Element box entries:

———

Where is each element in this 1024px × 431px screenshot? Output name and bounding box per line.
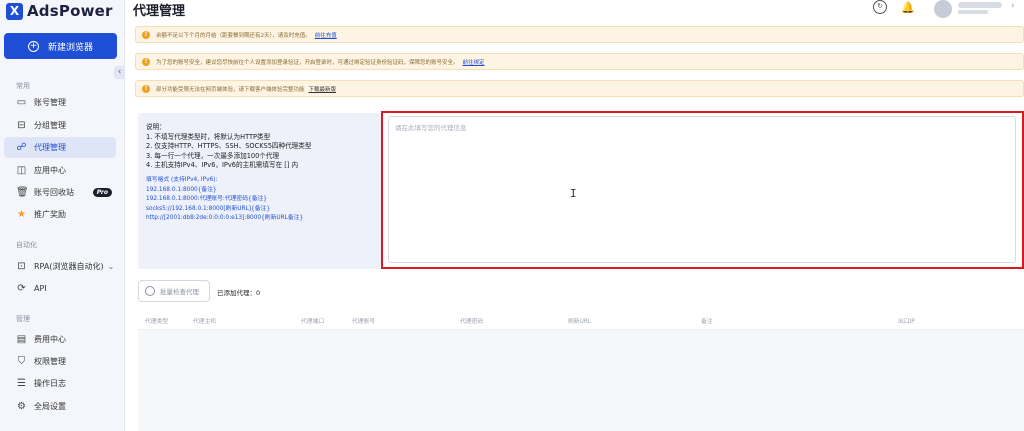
api-icon: ⟳ — [17, 283, 26, 294]
sidebar-item-label: 应用中心 — [34, 166, 66, 175]
format-example: http://[2001:db8:2de:0:0:0:0:e13]:8000{刷… — [146, 215, 304, 222]
sidebar-item-label: 账号回收站 — [34, 188, 74, 197]
notice-download: ! 部分功能受限无法在网页端体验，请下载客户端体验完整功能 下载最新版 — [135, 80, 1024, 97]
column-header: 代理端口 — [301, 319, 325, 325]
proxy-icon: ☍ — [16, 142, 27, 153]
warning-icon: ! — [142, 84, 150, 93]
text-cursor-icon: I — [570, 187, 577, 200]
user-info-redacted — [958, 10, 988, 14]
shield-icon: ⛉ — [17, 356, 26, 367]
chevron-down-icon: ⌄ — [107, 262, 115, 271]
notice-text: 余额不足以下个月的月结（距套餐到期还有2天），请及时充值。 — [156, 32, 311, 39]
added-proxy-count: 已添加代理：0 — [217, 289, 261, 297]
batch-check-label: 批量检查代理 — [160, 288, 199, 296]
instruction-line: 3. 每一行一个代理，一次最多添加100个代理 — [146, 151, 280, 160]
new-browser-button[interactable]: + 新建浏览器 — [4, 33, 117, 59]
trash-icon: 🗑 — [16, 187, 29, 198]
sidebar-item-label: RPA(浏览器自动化) — [34, 262, 104, 271]
sidebar-item-settings[interactable]: ⚙ 全局设置 — [4, 396, 116, 417]
instructions-title: 说明： — [146, 123, 166, 131]
sidebar-item-label: 账号管理 — [34, 98, 66, 107]
warning-icon: ! — [142, 57, 150, 66]
column-header: 出口IP — [898, 319, 915, 325]
instructions-panel: 说明： 1. 不填写代理类型时，将默认为HTTP类型 2. 仅支持HTTP、HT… — [138, 113, 382, 269]
instruction-line: 2. 仅支持HTTP、HTTPS、SSH、SOCKS5四种代理类型 — [146, 142, 312, 151]
sidebar-item-label: 代理管理 — [34, 143, 66, 152]
column-header: 备注 — [701, 319, 713, 325]
app-icon: ◫ — [16, 165, 27, 176]
sidebar-item-label: 全局设置 — [34, 402, 66, 411]
adspower-logo-icon: X — [6, 2, 23, 20]
sidebar-item-billing[interactable]: ▤ 费用中心 — [4, 329, 116, 350]
plus-icon: + — [27, 40, 39, 52]
sidebar-item-label: 分组管理 — [34, 121, 66, 130]
sidebar-item-label: 费用中心 — [34, 335, 66, 344]
proxy-input-highlight: I — [381, 111, 1024, 269]
column-header: 代理类型 — [145, 319, 169, 325]
sidebar-item-logs[interactable]: ☰ 操作日志 — [4, 373, 116, 394]
sidebar-item-groups[interactable]: ⊟ 分组管理 — [4, 115, 116, 136]
warning-icon: ! — [142, 30, 150, 39]
bind-link[interactable]: 前往绑定 — [463, 58, 485, 66]
notice-text: 部分功能受限无法在网页端体验，请下载客户端体验完整功能 — [156, 86, 305, 93]
sidebar-item-rpa[interactable]: ⊡ RPA(浏览器自动化) ⌄ — [4, 256, 116, 277]
page-title: 代理管理 — [133, 4, 186, 19]
settings-icon: ⚙ — [17, 401, 26, 412]
notice-text: 为了您的账号安全，建议您尽快前往个人设置添加登录验证，开启登录时，可通过绑定验证… — [156, 59, 459, 66]
collapse-sidebar-icon[interactable]: ‹ — [114, 66, 125, 79]
sidebar-item-label: API — [34, 284, 47, 293]
sidebar-item-label: 推广奖励 — [34, 210, 66, 219]
recharge-link[interactable]: 前往充值 — [315, 31, 337, 39]
sidebar-item-proxy[interactable]: ☍ 代理管理 — [4, 137, 116, 158]
sidebar: X AdsPower + 新建浏览器 ‹ 常用 ▭ 账号管理 ⊟ 分组管理 ☍ … — [0, 0, 125, 431]
folder-icon: ▭ — [16, 97, 27, 108]
rpa-icon: ⊡ — [17, 261, 26, 272]
sidebar-item-api[interactable]: ⟳ API — [4, 278, 116, 299]
search-icon — [145, 286, 155, 296]
sidebar-item-trash[interactable]: 🗑 账号回收站 Pro — [4, 182, 116, 203]
notice-security: ! 为了您的账号安全，建议您尽快前往个人设置添加登录验证，开启登录时，可通过绑定… — [135, 53, 1024, 70]
column-header: 代理账号 — [352, 319, 376, 325]
sync-icon[interactable]: ↻ — [873, 0, 887, 14]
format-example: 192.168.0.1:8000{备注} — [146, 186, 217, 193]
new-browser-label: 新建浏览器 — [47, 42, 93, 53]
format-example: 192.168.0.1:8000:代理账号:代理密码{备注} — [146, 196, 267, 203]
bell-icon[interactable]: 🔔 — [901, 1, 915, 15]
avatar[interactable] — [934, 0, 952, 18]
column-header: 刷新URL — [568, 319, 592, 325]
download-link[interactable]: 下载最新版 — [309, 85, 337, 93]
proxy-table-body — [138, 330, 1024, 431]
star-icon: ★ — [17, 209, 26, 220]
user-name-redacted — [958, 2, 1002, 8]
sidebar-item-app-center[interactable]: ◫ 应用中心 — [4, 160, 116, 181]
column-header: 代理密码 — [460, 319, 484, 325]
sidebar-item-referral[interactable]: ★ 推广奖励 — [4, 204, 116, 225]
pro-badge: Pro — [92, 188, 112, 197]
chevron-right-icon[interactable]: › — [1011, 1, 1015, 11]
batch-check-proxy-button[interactable]: 批量检查代理 — [138, 280, 210, 302]
section-title-common: 常用 — [16, 82, 30, 90]
sidebar-item-accounts[interactable]: ▭ 账号管理 — [4, 92, 116, 113]
billing-icon: ▤ — [16, 334, 27, 345]
instruction-line: 4. 主机支持IPv4、IPv6，IPv6的主机需填写在 [] 内 — [146, 161, 299, 170]
main-content: 代理管理 ↻ 🔔 › ! 余额不足以下个月的月结（距套餐到期还有2天），请及时充… — [125, 0, 1024, 431]
column-header: 代理主机 — [193, 319, 217, 325]
sidebar-item-label: 操作日志 — [34, 379, 66, 388]
format-example: socks5://192.168.0.1:8000[刷新URL]{备注} — [146, 205, 271, 212]
log-icon: ☰ — [17, 378, 26, 389]
proxy-table-header: 代理类型 代理主机 代理端口 代理账号 代理密码 刷新URL 备注 出口IP — [138, 308, 1024, 330]
sidebar-item-label: 权限管理 — [34, 357, 66, 366]
notice-balance: ! 余额不足以下个月的月结（距套餐到期还有2天），请及时充值。 前往充值 — [135, 26, 1024, 43]
sidebar-item-permissions[interactable]: ⛉ 权限管理 — [4, 351, 116, 372]
section-title-manage: 管理 — [16, 315, 30, 323]
proxy-input[interactable] — [388, 116, 1016, 263]
app-logo[interactable]: X AdsPower — [6, 2, 113, 20]
app-logo-text: AdsPower — [27, 2, 113, 20]
instruction-line: 1. 不填写代理类型时，将默认为HTTP类型 — [146, 132, 271, 141]
section-title-automation: 自动化 — [16, 241, 37, 249]
format-title: 填写格式 (支持IPv4, IPv6): — [146, 176, 218, 183]
group-folder-icon: ⊟ — [17, 120, 26, 131]
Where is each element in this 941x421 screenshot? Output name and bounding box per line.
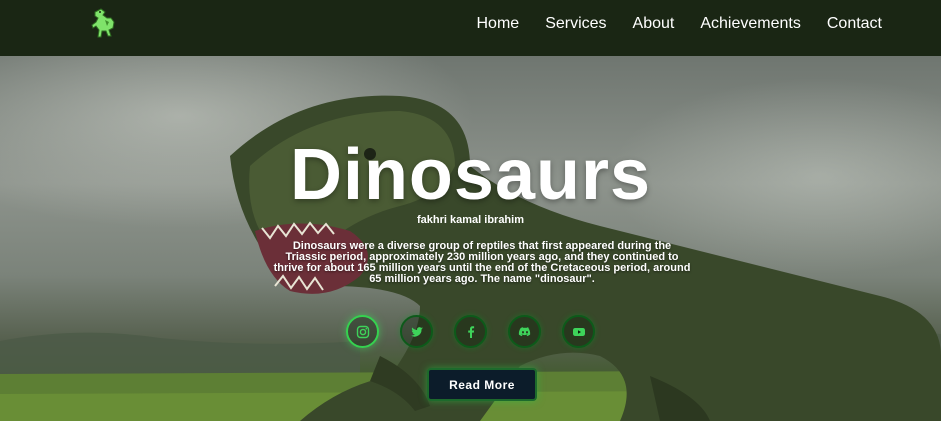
- nav-about[interactable]: About: [633, 15, 675, 33]
- instagram-icon: [356, 325, 369, 338]
- twitter-link[interactable]: [400, 315, 433, 348]
- author-name: fakhri kamal ibrahim: [417, 214, 524, 226]
- social-links: [346, 315, 616, 348]
- page-title: Dinosaurs: [289, 135, 652, 215]
- instagram-link[interactable]: [346, 315, 379, 348]
- dinosaur-logo-icon[interactable]: [89, 6, 121, 42]
- nav-links: Home Services About Achievements Contact: [477, 0, 941, 48]
- read-more-button[interactable]: Read More: [427, 368, 537, 401]
- facebook-icon: [467, 325, 474, 338]
- youtube-link[interactable]: [562, 315, 595, 348]
- twitter-icon: [410, 326, 423, 337]
- nav-services[interactable]: Services: [545, 15, 606, 33]
- hero-description: Dinosaurs were a diverse group of reptil…: [273, 240, 691, 285]
- hero-content: Dinosaurs fakhri kamal ibrahim Dinosaurs…: [0, 56, 941, 421]
- youtube-icon: [572, 327, 585, 336]
- navbar: Home Services About Achievements Contact: [0, 0, 941, 56]
- nav-achievements[interactable]: Achievements: [700, 15, 801, 33]
- nav-contact[interactable]: Contact: [827, 15, 882, 33]
- nav-home[interactable]: Home: [477, 15, 520, 33]
- discord-link[interactable]: [508, 315, 541, 348]
- facebook-link[interactable]: [454, 315, 487, 348]
- hero-section: Dinosaurs fakhri kamal ibrahim Dinosaurs…: [0, 56, 941, 421]
- discord-icon: [518, 326, 530, 336]
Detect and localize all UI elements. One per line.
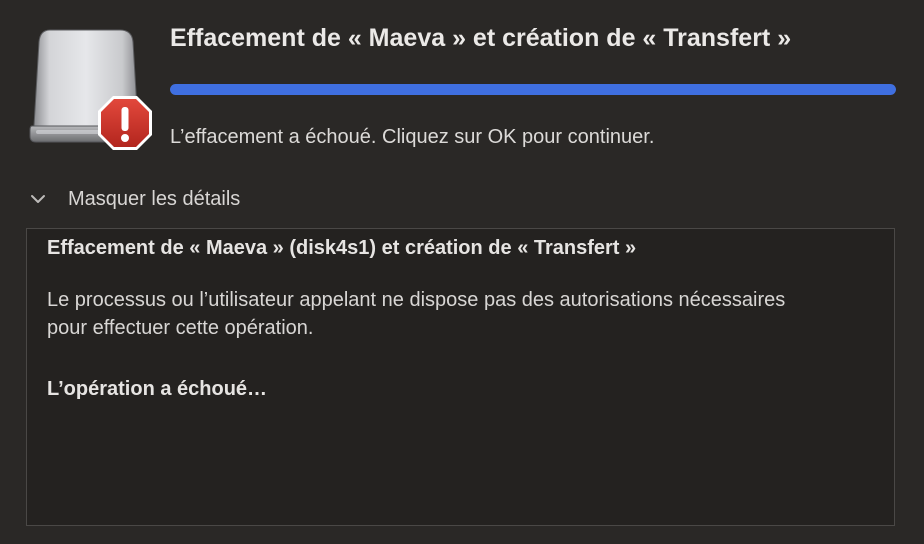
status-message: L’effacement a échoué. Cliquez sur OK po…: [170, 126, 655, 148]
external-disk-icon: [29, 29, 152, 150]
details-log[interactable]: Effacement de « Maeva » (disk4s1) et cré…: [26, 228, 895, 526]
details-heading: Effacement de « Maeva » (disk4s1) et cré…: [47, 237, 637, 259]
progress-bar: [170, 84, 896, 95]
erase-dialog: Effacement de « Maeva » et création de «…: [0, 0, 924, 544]
hide-details-toggle[interactable]: Masquer les détails: [28, 184, 240, 214]
error-badge-icon: [98, 96, 152, 150]
progress-fill: [170, 84, 896, 95]
dialog-title: Effacement de « Maeva » et création de «…: [170, 24, 792, 52]
details-error-message: Le processus ou l’utilisateur appelant n…: [47, 289, 786, 339]
details-result: L’opération a échoué…: [47, 378, 268, 400]
hide-details-label: Masquer les détails: [68, 187, 241, 210]
chevron-down-icon: [31, 195, 45, 203]
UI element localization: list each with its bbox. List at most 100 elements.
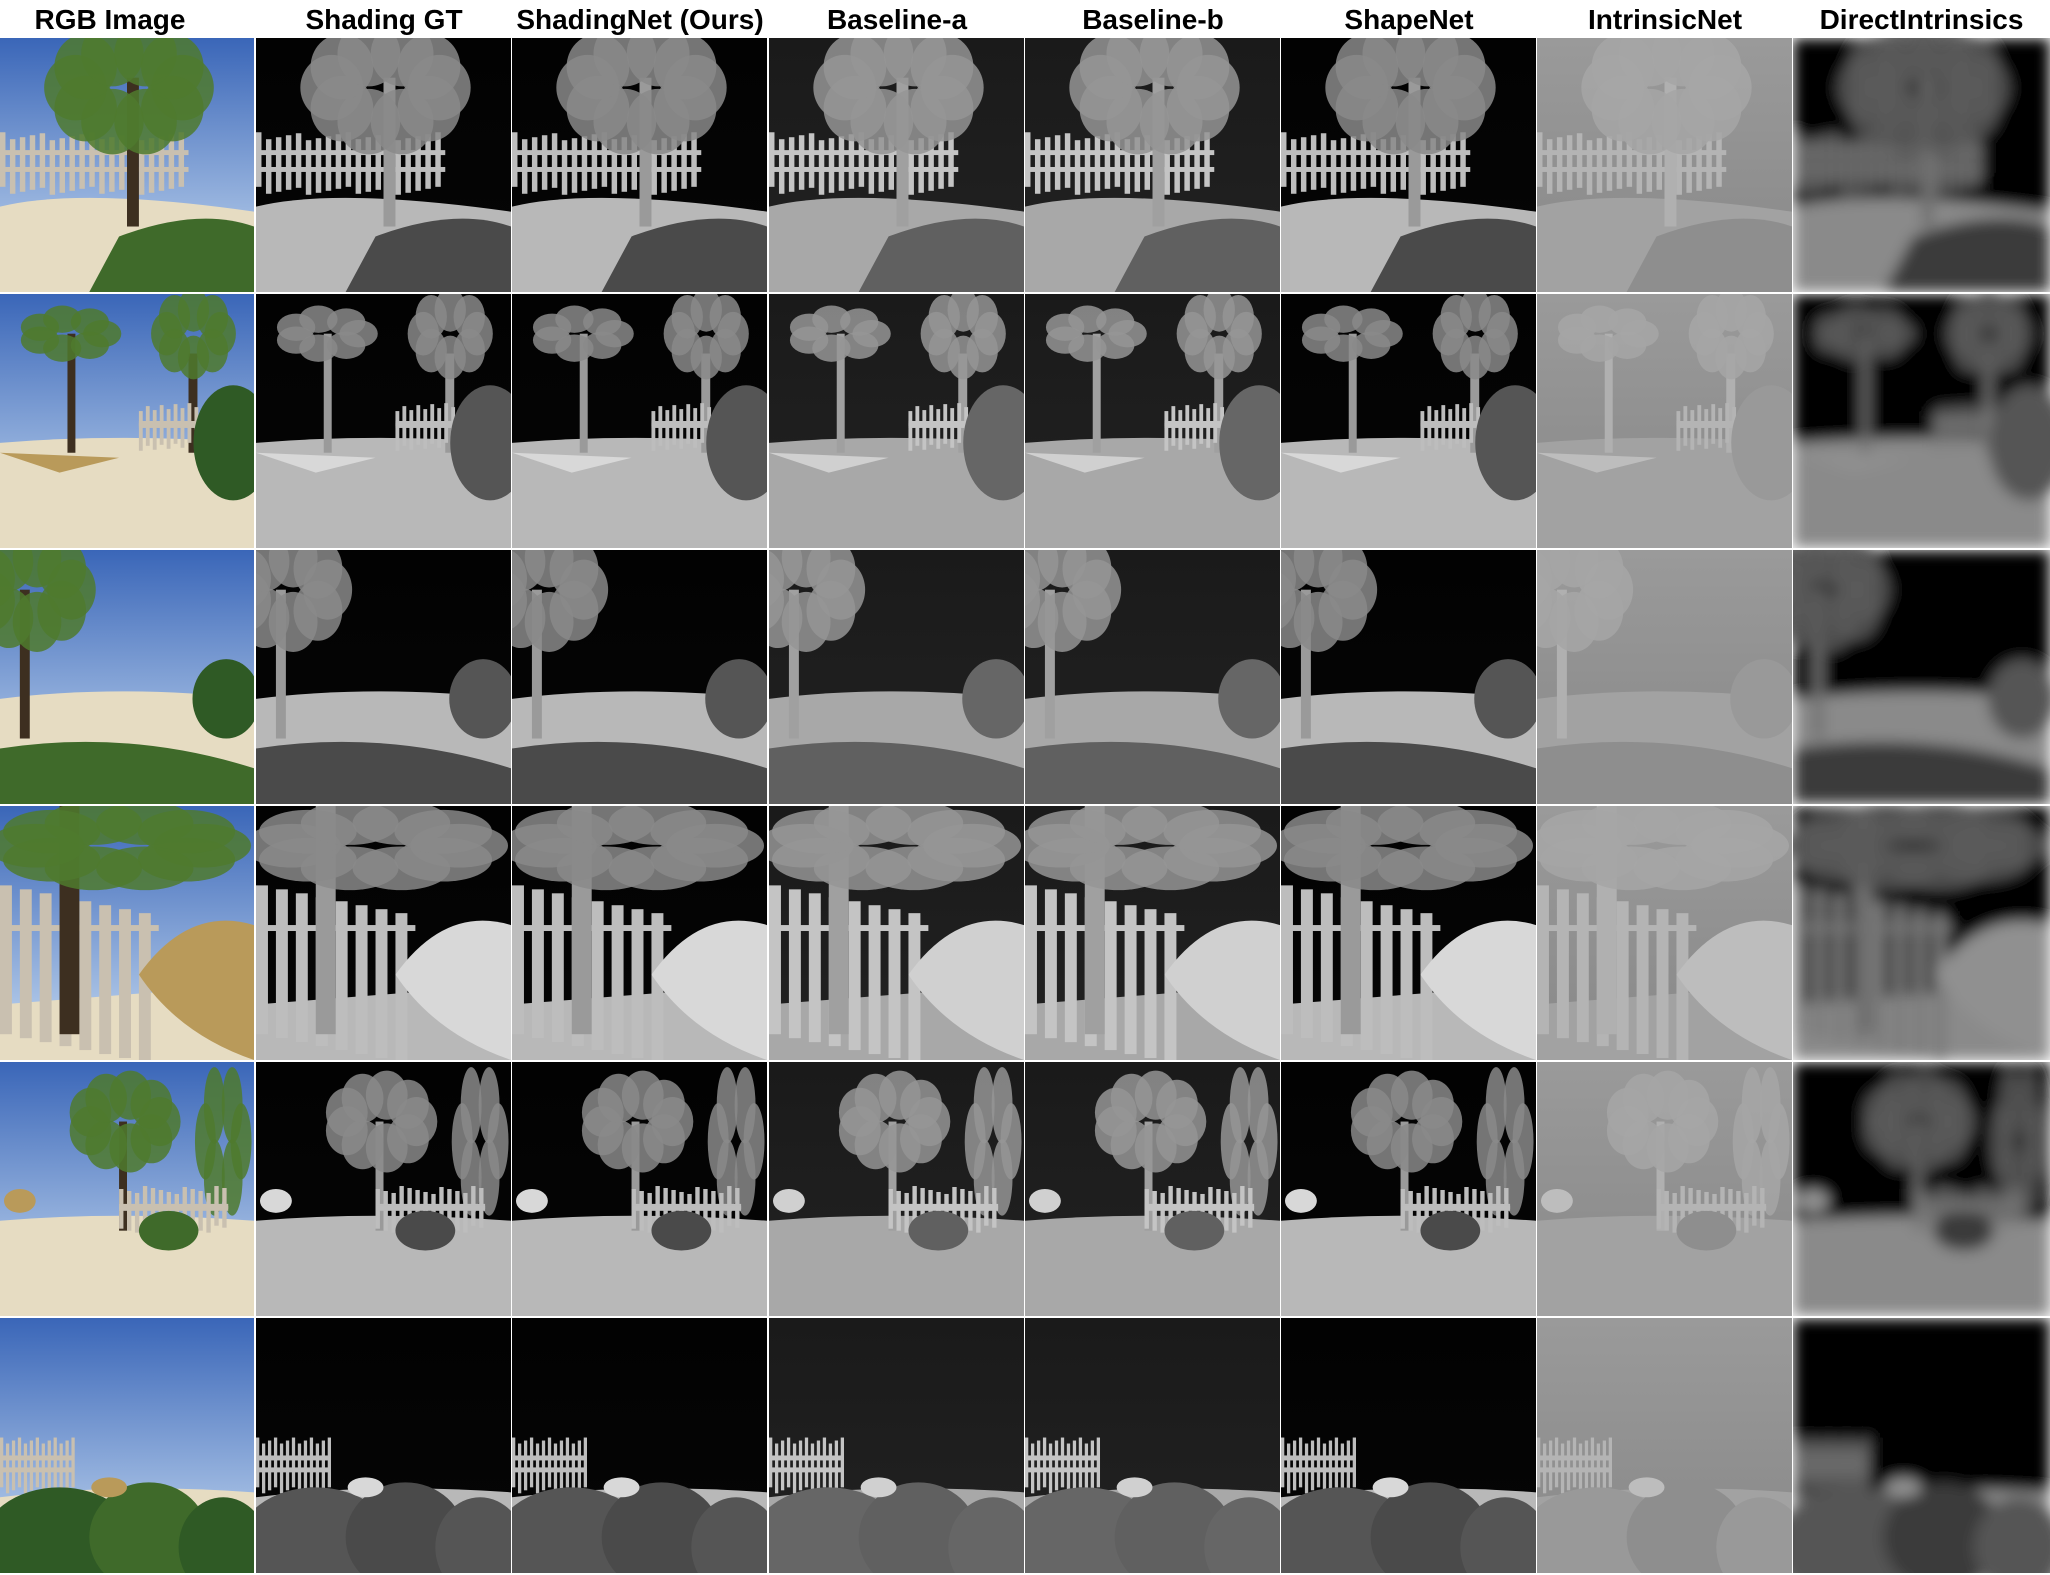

———

■ **Given task**:
Copy the lines of the entries from the line with "api-icon: ⟳ — [17, 283, 26, 294]" up to and including the line with "page-title: 代理管理 — [133, 4, 186, 19]", keeping each one unchanged.

■ **Result**:
api-icon: ⟳ — [17, 283, 26, 294]
sidebar-item-label: 应用中心 — [34, 166, 66, 175]
format-example: http://[2001:db8:2de:0:0:0:0:e13]:8000{刷… — [146, 215, 304, 222]
sidebar-item-label: 账号回收站 — [34, 188, 74, 197]
notice-download: ! 部分功能受限无法在网页端体验，请下载客户端体验完整功能 下载最新版 — [135, 80, 1024, 97]
column-header: 代理端口 — [301, 319, 325, 325]
proxy-icon: ☍ — [16, 142, 27, 153]
warning-icon: ! — [142, 84, 150, 93]
text-cursor-icon: I — [570, 187, 577, 200]
user-info-redacted — [958, 10, 988, 14]
shield-icon: ⛉ — [17, 356, 26, 367]
chevron-down-icon: ⌄ — [107, 262, 115, 271]
notice-text: 余额不足以下个月的月结（距套餐到期还有2天），请及时充值。 — [156, 32, 311, 39]
added-proxy-count: 已添加代理：0 — [217, 289, 261, 297]
batch-check-label: 批量检查代理 — [160, 288, 199, 296]
instruction-line: 3. 每一行一个代理，一次最多添加100个代理 — [146, 151, 280, 160]
new-browser-button[interactable]: + 新建浏览器 — [4, 33, 117, 59]
trash-icon: 🗑 — [16, 187, 29, 198]
sidebar-item-label: RPA(浏览器自动化) — [34, 262, 104, 271]
sidebar-item-settings[interactable]: ⚙ 全局设置 — [4, 396, 116, 417]
instructions-title: 说明： — [146, 123, 166, 131]
sidebar-item-label: 账号管理 — [34, 98, 66, 107]
warning-icon: ! — [142, 57, 150, 66]
column-header: 出口IP — [898, 319, 915, 325]
instructions-panel: 说明： 1. 不填写代理类型时，将默认为HTTP类型 2. 仅支持HTTP、HT… — [138, 113, 382, 269]
instruction-line: 2. 仅支持HTTP、HTTPS、SSH、SOCKS5四种代理类型 — [146, 142, 312, 151]
sidebar-item-label: 代理管理 — [34, 143, 66, 152]
column-header: 备注 — [701, 319, 713, 325]
app-icon: ◫ — [16, 165, 27, 176]
sidebar-item-label: 全局设置 — [34, 402, 66, 411]
adspower-logo-icon: X — [6, 2, 23, 20]
sidebar-item-billing[interactable]: ▤ 费用中心 — [4, 329, 116, 350]
plus-icon: + — [27, 40, 39, 52]
sidebar-item-label: 分组管理 — [34, 121, 66, 130]
sidebar-item-label: 费用中心 — [34, 335, 66, 344]
proxy-input-highlight: I — [381, 111, 1024, 269]
column-header: 代理类型 — [145, 319, 169, 325]
sidebar-item-logs[interactable]: ☰ 操作日志 — [4, 373, 116, 394]
sidebar-item-groups[interactable]: ⊟ 分组管理 — [4, 115, 116, 136]
warning-icon: ! — [142, 30, 150, 39]
bind-link[interactable]: 前往绑定 — [463, 58, 485, 66]
notice-text: 部分功能受限无法在网页端体验，请下载客户端体验完整功能 — [156, 86, 305, 93]
sidebar-item-rpa[interactable]: ⊡ RPA(浏览器自动化) ⌄ — [4, 256, 116, 277]
page-title: 代理管理 — [133, 4, 186, 19]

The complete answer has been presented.